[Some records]
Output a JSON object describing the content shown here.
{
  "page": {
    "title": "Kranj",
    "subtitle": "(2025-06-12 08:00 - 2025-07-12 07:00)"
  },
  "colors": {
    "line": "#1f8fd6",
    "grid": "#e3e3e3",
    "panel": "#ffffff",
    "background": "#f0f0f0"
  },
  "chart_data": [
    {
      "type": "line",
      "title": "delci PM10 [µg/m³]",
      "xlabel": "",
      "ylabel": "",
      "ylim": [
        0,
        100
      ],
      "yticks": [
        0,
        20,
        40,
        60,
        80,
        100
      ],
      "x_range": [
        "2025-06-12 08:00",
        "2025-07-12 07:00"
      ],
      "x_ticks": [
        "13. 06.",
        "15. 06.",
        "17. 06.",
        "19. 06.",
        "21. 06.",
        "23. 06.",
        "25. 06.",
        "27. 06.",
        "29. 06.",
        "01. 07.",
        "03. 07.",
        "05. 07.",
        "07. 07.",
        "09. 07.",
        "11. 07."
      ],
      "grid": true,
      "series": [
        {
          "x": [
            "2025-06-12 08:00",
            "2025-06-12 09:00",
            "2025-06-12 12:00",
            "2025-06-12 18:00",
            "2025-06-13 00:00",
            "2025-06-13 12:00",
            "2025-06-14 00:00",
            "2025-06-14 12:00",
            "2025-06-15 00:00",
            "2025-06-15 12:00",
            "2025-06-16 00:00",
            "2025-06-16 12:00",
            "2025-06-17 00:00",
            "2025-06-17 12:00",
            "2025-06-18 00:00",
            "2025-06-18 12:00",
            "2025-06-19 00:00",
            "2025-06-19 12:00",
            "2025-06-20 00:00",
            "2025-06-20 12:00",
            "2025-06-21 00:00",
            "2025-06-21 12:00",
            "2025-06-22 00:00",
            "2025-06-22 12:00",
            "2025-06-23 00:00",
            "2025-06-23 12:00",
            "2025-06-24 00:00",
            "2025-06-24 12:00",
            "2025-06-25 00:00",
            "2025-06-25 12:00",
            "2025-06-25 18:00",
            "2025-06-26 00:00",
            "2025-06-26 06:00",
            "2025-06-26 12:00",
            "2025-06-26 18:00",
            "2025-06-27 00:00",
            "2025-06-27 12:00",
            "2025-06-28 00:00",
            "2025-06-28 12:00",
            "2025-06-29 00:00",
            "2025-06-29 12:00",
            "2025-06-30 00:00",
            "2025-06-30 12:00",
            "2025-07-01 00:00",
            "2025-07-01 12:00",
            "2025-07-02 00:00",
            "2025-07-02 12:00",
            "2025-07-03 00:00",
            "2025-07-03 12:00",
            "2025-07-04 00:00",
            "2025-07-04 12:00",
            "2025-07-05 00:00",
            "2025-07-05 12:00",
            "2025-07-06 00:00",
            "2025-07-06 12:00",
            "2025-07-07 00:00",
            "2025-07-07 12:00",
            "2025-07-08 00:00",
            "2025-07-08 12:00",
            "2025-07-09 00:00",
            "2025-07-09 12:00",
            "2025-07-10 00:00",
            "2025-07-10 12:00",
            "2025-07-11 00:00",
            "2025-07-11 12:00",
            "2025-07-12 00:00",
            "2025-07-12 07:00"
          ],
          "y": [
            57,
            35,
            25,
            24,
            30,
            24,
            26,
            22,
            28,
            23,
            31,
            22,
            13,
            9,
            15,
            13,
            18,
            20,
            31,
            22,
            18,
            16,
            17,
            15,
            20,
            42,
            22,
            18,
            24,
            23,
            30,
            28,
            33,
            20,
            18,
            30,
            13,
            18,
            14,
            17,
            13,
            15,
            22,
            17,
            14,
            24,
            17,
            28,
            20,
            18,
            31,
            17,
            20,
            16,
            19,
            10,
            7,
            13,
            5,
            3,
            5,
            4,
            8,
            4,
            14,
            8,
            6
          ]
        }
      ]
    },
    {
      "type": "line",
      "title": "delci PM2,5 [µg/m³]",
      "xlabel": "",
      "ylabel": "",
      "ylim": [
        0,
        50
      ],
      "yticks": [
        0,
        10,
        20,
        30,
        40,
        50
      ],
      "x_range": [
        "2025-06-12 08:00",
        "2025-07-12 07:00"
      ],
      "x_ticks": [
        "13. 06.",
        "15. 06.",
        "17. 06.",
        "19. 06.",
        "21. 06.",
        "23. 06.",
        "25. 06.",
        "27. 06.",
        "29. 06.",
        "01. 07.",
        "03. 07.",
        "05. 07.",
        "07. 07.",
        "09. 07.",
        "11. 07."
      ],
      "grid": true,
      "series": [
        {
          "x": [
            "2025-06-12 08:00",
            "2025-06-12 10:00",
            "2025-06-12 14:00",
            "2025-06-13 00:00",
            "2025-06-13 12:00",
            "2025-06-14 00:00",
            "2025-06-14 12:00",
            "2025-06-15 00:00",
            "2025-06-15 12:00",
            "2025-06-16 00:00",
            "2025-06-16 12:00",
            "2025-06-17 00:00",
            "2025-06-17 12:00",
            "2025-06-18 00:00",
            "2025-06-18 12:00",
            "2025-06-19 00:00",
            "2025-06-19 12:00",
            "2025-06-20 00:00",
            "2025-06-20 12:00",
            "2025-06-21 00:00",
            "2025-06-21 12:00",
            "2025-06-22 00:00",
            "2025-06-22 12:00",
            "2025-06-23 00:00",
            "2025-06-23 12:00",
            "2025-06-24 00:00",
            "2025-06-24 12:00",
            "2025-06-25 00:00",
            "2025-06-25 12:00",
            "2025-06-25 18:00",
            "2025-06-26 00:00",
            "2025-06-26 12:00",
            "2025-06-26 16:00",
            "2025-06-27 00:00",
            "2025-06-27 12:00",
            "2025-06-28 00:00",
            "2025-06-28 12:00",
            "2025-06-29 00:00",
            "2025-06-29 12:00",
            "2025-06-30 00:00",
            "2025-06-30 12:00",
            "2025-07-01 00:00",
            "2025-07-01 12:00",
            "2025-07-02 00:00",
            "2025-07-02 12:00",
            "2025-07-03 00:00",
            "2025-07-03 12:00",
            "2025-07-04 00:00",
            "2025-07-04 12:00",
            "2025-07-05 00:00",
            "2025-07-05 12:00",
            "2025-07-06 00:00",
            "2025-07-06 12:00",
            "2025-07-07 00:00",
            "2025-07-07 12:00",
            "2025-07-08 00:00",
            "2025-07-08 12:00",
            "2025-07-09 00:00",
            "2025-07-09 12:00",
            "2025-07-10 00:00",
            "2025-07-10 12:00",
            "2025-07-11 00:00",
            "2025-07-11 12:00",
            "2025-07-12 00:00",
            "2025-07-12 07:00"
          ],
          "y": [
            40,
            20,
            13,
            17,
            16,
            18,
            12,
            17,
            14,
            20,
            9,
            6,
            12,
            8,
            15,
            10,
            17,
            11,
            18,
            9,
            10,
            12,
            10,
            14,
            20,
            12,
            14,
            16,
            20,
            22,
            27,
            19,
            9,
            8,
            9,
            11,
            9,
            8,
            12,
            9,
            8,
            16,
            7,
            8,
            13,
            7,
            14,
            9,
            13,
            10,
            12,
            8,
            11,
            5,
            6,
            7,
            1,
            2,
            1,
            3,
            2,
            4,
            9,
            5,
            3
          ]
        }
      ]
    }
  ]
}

# YOUR GOAL
Give all the entries again exactly; leave none out.

# THE ANSWER
Output a JSON object describing the content shown here.
{
  "page": {
    "title": "Kranj",
    "subtitle": "(2025-06-12 08:00 - 2025-07-12 07:00)"
  },
  "colors": {
    "line": "#1f8fd6",
    "grid": "#e3e3e3",
    "panel": "#ffffff",
    "background": "#f0f0f0"
  },
  "chart_data": [
    {
      "type": "line",
      "title": "delci PM10 [µg/m³]",
      "xlabel": "",
      "ylabel": "",
      "ylim": [
        0,
        100
      ],
      "yticks": [
        0,
        20,
        40,
        60,
        80,
        100
      ],
      "x_range": [
        "2025-06-12 08:00",
        "2025-07-12 07:00"
      ],
      "x_ticks": [
        "13. 06.",
        "15. 06.",
        "17. 06.",
        "19. 06.",
        "21. 06.",
        "23. 06.",
        "25. 06.",
        "27. 06.",
        "29. 06.",
        "01. 07.",
        "03. 07.",
        "05. 07.",
        "07. 07.",
        "09. 07.",
        "11. 07."
      ],
      "grid": true,
      "series": [
        {
          "x": [
            "2025-06-12 08:00",
            "2025-06-12 09:00",
            "2025-06-12 12:00",
            "2025-06-12 18:00",
            "2025-06-13 00:00",
            "2025-06-13 12:00",
            "2025-06-14 00:00",
            "2025-06-14 12:00",
            "2025-06-15 00:00",
            "2025-06-15 12:00",
            "2025-06-16 00:00",
            "2025-06-16 12:00",
            "2025-06-17 00:00",
            "2025-06-17 12:00",
            "2025-06-18 00:00",
            "2025-06-18 12:00",
            "2025-06-19 00:00",
            "2025-06-19 12:00",
            "2025-06-20 00:00",
            "2025-06-20 12:00",
            "2025-06-21 00:00",
            "2025-06-21 12:00",
            "2025-06-22 00:00",
            "2025-06-22 12:00",
            "2025-06-23 00:00",
            "2025-06-23 12:00",
            "2025-06-24 00:00",
            "2025-06-24 12:00",
            "2025-06-25 00:00",
            "2025-06-25 12:00",
            "2025-06-25 18:00",
            "2025-06-26 00:00",
            "2025-06-26 06:00",
            "2025-06-26 12:00",
            "2025-06-26 18:00",
            "2025-06-27 00:00",
            "2025-06-27 12:00",
            "2025-06-28 00:00",
            "2025-06-28 12:00",
            "2025-06-29 00:00",
            "2025-06-29 12:00",
            "2025-06-30 00:00",
            "2025-06-30 12:00",
            "2025-07-01 00:00",
            "2025-07-01 12:00",
            "2025-07-02 00:00",
            "2025-07-02 12:00",
            "2025-07-03 00:00",
            "2025-07-03 12:00",
            "2025-07-04 00:00",
            "2025-07-04 12:00",
            "2025-07-05 00:00",
            "2025-07-05 12:00",
            "2025-07-06 00:00",
            "2025-07-06 12:00",
            "2025-07-07 00:00",
            "2025-07-07 12:00",
            "2025-07-08 00:00",
            "2025-07-08 12:00",
            "2025-07-09 00:00",
            "2025-07-09 12:00",
            "2025-07-10 00:00",
            "2025-07-10 12:00",
            "2025-07-11 00:00",
            "2025-07-11 12:00",
            "2025-07-12 00:00",
            "2025-07-12 07:00"
          ],
          "y": [
            57,
            35,
            25,
            24,
            30,
            24,
            26,
            22,
            28,
            23,
            31,
            22,
            13,
            9,
            15,
            13,
            18,
            20,
            31,
            22,
            18,
            16,
            17,
            15,
            20,
            42,
            22,
            18,
            24,
            23,
            30,
            28,
            33,
            20,
            18,
            30,
            13,
            18,
            14,
            17,
            13,
            15,
            22,
            17,
            14,
            24,
            17,
            28,
            20,
            18,
            31,
            17,
            20,
            16,
            19,
            10,
            7,
            13,
            5,
            3,
            5,
            4,
            8,
            4,
            14,
            8,
            6
          ]
        }
      ]
    },
    {
      "type": "line",
      "title": "delci PM2,5 [µg/m³]",
      "xlabel": "",
      "ylabel": "",
      "ylim": [
        0,
        50
      ],
      "yticks": [
        0,
        10,
        20,
        30,
        40,
        50
      ],
      "x_range": [
        "2025-06-12 08:00",
        "2025-07-12 07:00"
      ],
      "x_ticks": [
        "13. 06.",
        "15. 06.",
        "17. 06.",
        "19. 06.",
        "21. 06.",
        "23. 06.",
        "25. 06.",
        "27. 06.",
        "29. 06.",
        "01. 07.",
        "03. 07.",
        "05. 07.",
        "07. 07.",
        "09. 07.",
        "11. 07."
      ],
      "grid": true,
      "series": [
        {
          "x": [
            "2025-06-12 08:00",
            "2025-06-12 10:00",
            "2025-06-12 14:00",
            "2025-06-13 00:00",
            "2025-06-13 12:00",
            "2025-06-14 00:00",
            "2025-06-14 12:00",
            "2025-06-15 00:00",
            "2025-06-15 12:00",
            "2025-06-16 00:00",
            "2025-06-16 12:00",
            "2025-06-17 00:00",
            "2025-06-17 12:00",
            "2025-06-18 00:00",
            "2025-06-18 12:00",
            "2025-06-19 00:00",
            "2025-06-19 12:00",
            "2025-06-20 00:00",
            "2025-06-20 12:00",
            "2025-06-21 00:00",
            "2025-06-21 12:00",
            "2025-06-22 00:00",
            "2025-06-22 12:00",
            "2025-06-23 00:00",
            "2025-06-23 12:00",
            "2025-06-24 00:00",
            "2025-06-24 12:00",
            "2025-06-25 00:00",
            "2025-06-25 12:00",
            "2025-06-25 18:00",
            "2025-06-26 00:00",
            "2025-06-26 12:00",
            "2025-06-26 16:00",
            "2025-06-27 00:00",
            "2025-06-27 12:00",
            "2025-06-28 00:00",
            "2025-06-28 12:00",
            "2025-06-29 00:00",
            "2025-06-29 12:00",
            "2025-06-30 00:00",
            "2025-06-30 12:00",
            "2025-07-01 00:00",
            "2025-07-01 12:00",
            "2025-07-02 00:00",
            "2025-07-02 12:00",
            "2025-07-03 00:00",
            "2025-07-03 12:00",
            "2025-07-04 00:00",
            "2025-07-04 12:00",
            "2025-07-05 00:00",
            "2025-07-05 12:00",
            "2025-07-06 00:00",
            "2025-07-06 12:00",
            "2025-07-07 00:00",
            "2025-07-07 12:00",
            "2025-07-08 00:00",
            "2025-07-08 12:00",
            "2025-07-09 00:00",
            "2025-07-09 12:00",
            "2025-07-10 00:00",
            "2025-07-10 12:00",
            "2025-07-11 00:00",
            "2025-07-11 12:00",
            "2025-07-12 00:00",
            "2025-07-12 07:00"
          ],
          "y": [
            40,
            20,
            13,
            17,
            16,
            18,
            12,
            17,
            14,
            20,
            9,
            6,
            12,
            8,
            15,
            10,
            17,
            11,
            18,
            9,
            10,
            12,
            10,
            14,
            20,
            12,
            14,
            16,
            20,
            22,
            27,
            19,
            9,
            8,
            9,
            11,
            9,
            8,
            12,
            9,
            8,
            16,
            7,
            8,
            13,
            7,
            14,
            9,
            13,
            10,
            12,
            8,
            11,
            5,
            6,
            7,
            1,
            2,
            1,
            3,
            2,
            4,
            9,
            5,
            3
          ]
        }
      ]
    }
  ]
}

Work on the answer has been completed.